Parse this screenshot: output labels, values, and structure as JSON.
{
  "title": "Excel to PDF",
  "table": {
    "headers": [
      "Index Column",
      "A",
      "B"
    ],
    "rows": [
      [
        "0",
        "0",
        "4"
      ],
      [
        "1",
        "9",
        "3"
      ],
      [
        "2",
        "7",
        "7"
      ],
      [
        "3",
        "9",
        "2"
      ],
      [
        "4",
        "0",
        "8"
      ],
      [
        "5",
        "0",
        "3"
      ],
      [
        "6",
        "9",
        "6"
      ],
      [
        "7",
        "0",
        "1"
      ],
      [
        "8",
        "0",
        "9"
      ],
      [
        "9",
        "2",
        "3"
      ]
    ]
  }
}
◇ ◇ ◇ ◇ ◇ ◇ ◇
** Work instructions **
Retype the data exactly as given.

** Worked answer **
Parse this screenshot: output labels, values, and structure as JSON.
{
  "title": "Excel to PDF",
  "table": {
    "headers": [
      "Index Column",
      "A",
      "B"
    ],
    "rows": [
      [
        "0",
        "0",
        "4"
      ],
      [
        "1",
        "9",
        "3"
      ],
      [
        "2",
        "7",
        "7"
      ],
      [
        "3",
        "9",
        "2"
      ],
      [
        "4",
        "0",
        "8"
      ],
      [
        "5",
        "0",
        "3"
      ],
      [
        "6",
        "9",
        "6"
      ],
      [
        "7",
        "0",
        "1"
      ],
      [
        "8",
        "0",
        "9"
      ],
      [
        "9",
        "2",
        "3"
      ]
    ]
  }
}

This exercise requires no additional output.